- Required work:
Quote all entries in full, exactly.

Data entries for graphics
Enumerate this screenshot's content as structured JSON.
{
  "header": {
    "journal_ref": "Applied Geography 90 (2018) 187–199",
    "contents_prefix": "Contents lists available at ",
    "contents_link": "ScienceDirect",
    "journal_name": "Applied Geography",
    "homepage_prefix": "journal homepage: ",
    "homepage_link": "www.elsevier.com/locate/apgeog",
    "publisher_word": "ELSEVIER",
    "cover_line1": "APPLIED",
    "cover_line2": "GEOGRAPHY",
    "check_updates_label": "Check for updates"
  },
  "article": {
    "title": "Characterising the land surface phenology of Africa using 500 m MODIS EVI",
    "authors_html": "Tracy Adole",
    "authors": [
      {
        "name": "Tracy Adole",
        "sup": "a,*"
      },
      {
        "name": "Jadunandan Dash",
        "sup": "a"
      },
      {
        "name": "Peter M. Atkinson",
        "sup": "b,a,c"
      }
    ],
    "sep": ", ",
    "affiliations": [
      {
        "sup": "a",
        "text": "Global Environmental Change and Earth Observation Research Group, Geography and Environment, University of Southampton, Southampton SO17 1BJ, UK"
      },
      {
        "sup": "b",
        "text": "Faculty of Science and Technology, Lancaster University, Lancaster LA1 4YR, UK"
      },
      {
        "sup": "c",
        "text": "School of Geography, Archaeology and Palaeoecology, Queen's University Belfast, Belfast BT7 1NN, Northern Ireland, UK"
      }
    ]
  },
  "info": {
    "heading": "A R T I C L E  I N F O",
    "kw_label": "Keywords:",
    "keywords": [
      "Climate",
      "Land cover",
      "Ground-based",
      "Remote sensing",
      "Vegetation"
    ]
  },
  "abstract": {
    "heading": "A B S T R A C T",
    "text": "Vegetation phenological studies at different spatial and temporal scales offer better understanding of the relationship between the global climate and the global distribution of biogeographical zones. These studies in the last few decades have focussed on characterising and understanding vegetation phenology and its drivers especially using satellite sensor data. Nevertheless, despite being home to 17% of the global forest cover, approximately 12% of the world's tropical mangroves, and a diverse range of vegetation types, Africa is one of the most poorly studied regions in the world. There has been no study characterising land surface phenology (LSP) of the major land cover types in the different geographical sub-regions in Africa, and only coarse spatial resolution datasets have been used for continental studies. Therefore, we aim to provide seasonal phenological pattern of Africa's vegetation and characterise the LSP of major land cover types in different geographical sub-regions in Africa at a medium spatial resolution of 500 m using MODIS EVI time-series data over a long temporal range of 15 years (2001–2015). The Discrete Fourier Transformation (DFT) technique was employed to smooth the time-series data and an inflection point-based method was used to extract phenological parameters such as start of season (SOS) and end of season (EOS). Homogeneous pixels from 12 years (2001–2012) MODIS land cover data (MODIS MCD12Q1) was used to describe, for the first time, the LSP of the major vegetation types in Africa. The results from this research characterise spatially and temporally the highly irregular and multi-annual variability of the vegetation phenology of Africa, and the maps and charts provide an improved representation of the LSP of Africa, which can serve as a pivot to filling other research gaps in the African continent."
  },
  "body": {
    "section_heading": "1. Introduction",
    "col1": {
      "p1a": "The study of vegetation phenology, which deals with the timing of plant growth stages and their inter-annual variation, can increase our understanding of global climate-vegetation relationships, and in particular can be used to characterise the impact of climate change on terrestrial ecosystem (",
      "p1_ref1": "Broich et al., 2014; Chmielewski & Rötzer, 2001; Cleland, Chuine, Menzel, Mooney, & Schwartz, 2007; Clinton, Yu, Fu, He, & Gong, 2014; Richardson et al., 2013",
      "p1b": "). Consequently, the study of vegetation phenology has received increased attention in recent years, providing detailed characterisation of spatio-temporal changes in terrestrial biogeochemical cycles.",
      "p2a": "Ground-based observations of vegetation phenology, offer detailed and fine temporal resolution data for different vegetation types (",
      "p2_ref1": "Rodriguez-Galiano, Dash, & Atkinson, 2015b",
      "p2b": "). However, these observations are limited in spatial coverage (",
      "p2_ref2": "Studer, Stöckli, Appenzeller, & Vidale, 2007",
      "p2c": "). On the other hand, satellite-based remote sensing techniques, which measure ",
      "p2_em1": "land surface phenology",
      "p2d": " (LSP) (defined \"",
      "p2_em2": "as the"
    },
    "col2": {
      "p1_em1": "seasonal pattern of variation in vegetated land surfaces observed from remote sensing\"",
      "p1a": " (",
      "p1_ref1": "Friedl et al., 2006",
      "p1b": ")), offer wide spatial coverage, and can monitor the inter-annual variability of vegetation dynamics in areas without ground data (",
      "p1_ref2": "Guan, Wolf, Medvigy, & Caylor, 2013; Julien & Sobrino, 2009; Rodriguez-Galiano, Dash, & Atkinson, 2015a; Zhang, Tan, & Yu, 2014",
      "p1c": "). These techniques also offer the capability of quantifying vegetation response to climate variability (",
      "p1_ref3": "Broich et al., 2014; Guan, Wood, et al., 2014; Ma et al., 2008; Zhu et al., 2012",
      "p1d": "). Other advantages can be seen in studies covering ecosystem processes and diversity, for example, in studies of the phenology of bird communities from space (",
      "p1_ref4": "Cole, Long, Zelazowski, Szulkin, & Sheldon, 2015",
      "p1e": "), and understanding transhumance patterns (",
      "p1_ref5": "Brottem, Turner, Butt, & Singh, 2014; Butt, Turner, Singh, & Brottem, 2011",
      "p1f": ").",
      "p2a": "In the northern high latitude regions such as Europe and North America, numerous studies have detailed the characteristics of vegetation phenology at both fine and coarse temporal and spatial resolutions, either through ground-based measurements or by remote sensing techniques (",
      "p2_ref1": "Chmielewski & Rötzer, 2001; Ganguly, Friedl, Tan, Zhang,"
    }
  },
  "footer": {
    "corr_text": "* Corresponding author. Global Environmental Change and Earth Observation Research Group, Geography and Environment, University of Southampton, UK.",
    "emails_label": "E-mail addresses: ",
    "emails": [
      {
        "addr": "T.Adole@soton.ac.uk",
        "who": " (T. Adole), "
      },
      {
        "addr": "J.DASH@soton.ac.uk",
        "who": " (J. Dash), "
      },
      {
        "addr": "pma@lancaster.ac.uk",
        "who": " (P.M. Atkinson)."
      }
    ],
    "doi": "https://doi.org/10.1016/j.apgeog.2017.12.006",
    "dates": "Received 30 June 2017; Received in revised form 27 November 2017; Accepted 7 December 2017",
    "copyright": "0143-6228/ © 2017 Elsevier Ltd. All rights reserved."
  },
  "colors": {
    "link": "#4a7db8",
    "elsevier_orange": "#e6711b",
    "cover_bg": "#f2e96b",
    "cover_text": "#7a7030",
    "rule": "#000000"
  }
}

- Exercise result:
Enumerate this screenshot's content as structured JSON.
{
  "header": {
    "journal_ref": "Applied Geography 90 (2018) 187–199",
    "contents_prefix": "Contents lists available at ",
    "contents_link": "ScienceDirect",
    "journal_name": "Applied Geography",
    "homepage_prefix": "journal homepage: ",
    "homepage_link": "www.elsevier.com/locate/apgeog",
    "publisher_word": "ELSEVIER",
    "cover_line1": "APPLIED",
    "cover_line2": "GEOGRAPHY",
    "check_updates_label": "Check for updates"
  },
  "article": {
    "title": "Characterising the land surface phenology of Africa using 500 m MODIS EVI",
    "authors_html": "Tracy Adole",
    "authors": [
      {
        "name": "Tracy Adole",
        "sup": "a,*"
      },
      {
        "name": "Jadunandan Dash",
        "sup": "a"
      },
      {
        "name": "Peter M. Atkinson",
        "sup": "b,a,c"
      }
    ],
    "sep": ", ",
    "affiliations": [
      {
        "sup": "a",
        "text": "Global Environmental Change and Earth Observation Research Group, Geography and Environment, University of Southampton, Southampton SO17 1BJ, UK"
      },
      {
        "sup": "b",
        "text": "Faculty of Science and Technology, Lancaster University, Lancaster LA1 4YR, UK"
      },
      {
        "sup": "c",
        "text": "School of Geography, Archaeology and Palaeoecology, Queen's University Belfast, Belfast BT7 1NN, Northern Ireland, UK"
      }
    ]
  },
  "info": {
    "heading": "A R T I C L E  I N F O",
    "kw_label": "Keywords:",
    "keywords": [
      "Climate",
      "Land cover",
      "Ground-based",
      "Remote sensing",
      "Vegetation"
    ]
  },
  "abstract": {
    "heading": "A B S T R A C T",
    "text": "Vegetation phenological studies at different spatial and temporal scales offer better understanding of the relationship between the global climate and the global distribution of biogeographical zones. These studies in the last few decades have focussed on characterising and understanding vegetation phenology and its drivers especially using satellite sensor data. Nevertheless, despite being home to 17% of the global forest cover, approximately 12% of the world's tropical mangroves, and a diverse range of vegetation types, Africa is one of the most poorly studied regions in the world. There has been no study characterising land surface phenology (LSP) of the major land cover types in the different geographical sub-regions in Africa, and only coarse spatial resolution datasets have been used for continental studies. Therefore, we aim to provide seasonal phenological pattern of Africa's vegetation and characterise the LSP of major land cover types in different geographical sub-regions in Africa at a medium spatial resolution of 500 m using MODIS EVI time-series data over a long temporal range of 15 years (2001–2015). The Discrete Fourier Transformation (DFT) technique was employed to smooth the time-series data and an inflection point-based method was used to extract phenological parameters such as start of season (SOS) and end of season (EOS). Homogeneous pixels from 12 years (2001–2012) MODIS land cover data (MODIS MCD12Q1) was used to describe, for the first time, the LSP of the major vegetation types in Africa. The results from this research characterise spatially and temporally the highly irregular and multi-annual variability of the vegetation phenology of Africa, and the maps and charts provide an improved representation of the LSP of Africa, which can serve as a pivot to filling other research gaps in the African continent."
  },
  "body": {
    "section_heading": "1. Introduction",
    "col1": {
      "p1a": "The study of vegetation phenology, which deals with the timing of plant growth stages and their inter-annual variation, can increase our understanding of global climate-vegetation relationships, and in particular can be used to characterise the impact of climate change on terrestrial ecosystem (",
      "p1_ref1": "Broich et al., 2014; Chmielewski & Rötzer, 2001; Cleland, Chuine, Menzel, Mooney, & Schwartz, 2007; Clinton, Yu, Fu, He, & Gong, 2014; Richardson et al., 2013",
      "p1b": "). Consequently, the study of vegetation phenology has received increased attention in recent years, providing detailed characterisation of spatio-temporal changes in terrestrial biogeochemical cycles.",
      "p2a": "Ground-based observations of vegetation phenology, offer detailed and fine temporal resolution data for different vegetation types (",
      "p2_ref1": "Rodriguez-Galiano, Dash, & Atkinson, 2015b",
      "p2b": "). However, these observations are limited in spatial coverage (",
      "p2_ref2": "Studer, Stöckli, Appenzeller, & Vidale, 2007",
      "p2c": "). On the other hand, satellite-based remote sensing techniques, which measure ",
      "p2_em1": "land surface phenology",
      "p2d": " (LSP) (defined \"",
      "p2_em2": "as the"
    },
    "col2": {
      "p1_em1": "seasonal pattern of variation in vegetated land surfaces observed from remote sensing\"",
      "p1a": " (",
      "p1_ref1": "Friedl et al., 2006",
      "p1b": ")), offer wide spatial coverage, and can monitor the inter-annual variability of vegetation dynamics in areas without ground data (",
      "p1_ref2": "Guan, Wolf, Medvigy, & Caylor, 2013; Julien & Sobrino, 2009; Rodriguez-Galiano, Dash, & Atkinson, 2015a; Zhang, Tan, & Yu, 2014",
      "p1c": "). These techniques also offer the capability of quantifying vegetation response to climate variability (",
      "p1_ref3": "Broich et al., 2014; Guan, Wood, et al., 2014; Ma et al., 2008; Zhu et al., 2012",
      "p1d": "). Other advantages can be seen in studies covering ecosystem processes and diversity, for example, in studies of the phenology of bird communities from space (",
      "p1_ref4": "Cole, Long, Zelazowski, Szulkin, & Sheldon, 2015",
      "p1e": "), and understanding transhumance patterns (",
      "p1_ref5": "Brottem, Turner, Butt, & Singh, 2014; Butt, Turner, Singh, & Brottem, 2011",
      "p1f": ").",
      "p2a": "In the northern high latitude regions such as Europe and North America, numerous studies have detailed the characteristics of vegetation phenology at both fine and coarse temporal and spatial resolutions, either through ground-based measurements or by remote sensing techniques (",
      "p2_ref1": "Chmielewski & Rötzer, 2001; Ganguly, Friedl, Tan, Zhang,"
    }
  },
  "footer": {
    "corr_text": "* Corresponding author. Global Environmental Change and Earth Observation Research Group, Geography and Environment, University of Southampton, UK.",
    "emails_label": "E-mail addresses: ",
    "emails": [
      {
        "addr": "T.Adole@soton.ac.uk",
        "who": " (T. Adole), "
      },
      {
        "addr": "J.DASH@soton.ac.uk",
        "who": " (J. Dash), "
      },
      {
        "addr": "pma@lancaster.ac.uk",
        "who": " (P.M. Atkinson)."
      }
    ],
    "doi": "https://doi.org/10.1016/j.apgeog.2017.12.006",
    "dates": "Received 30 June 2017; Received in revised form 27 November 2017; Accepted 7 December 2017",
    "copyright": "0143-6228/ © 2017 Elsevier Ltd. All rights reserved."
  },
  "colors": {
    "link": "#4a7db8",
    "elsevier_orange": "#e6711b",
    "cover_bg": "#f2e96b",
    "cover_text": "#7a7030",
    "rule": "#000000"
  }
}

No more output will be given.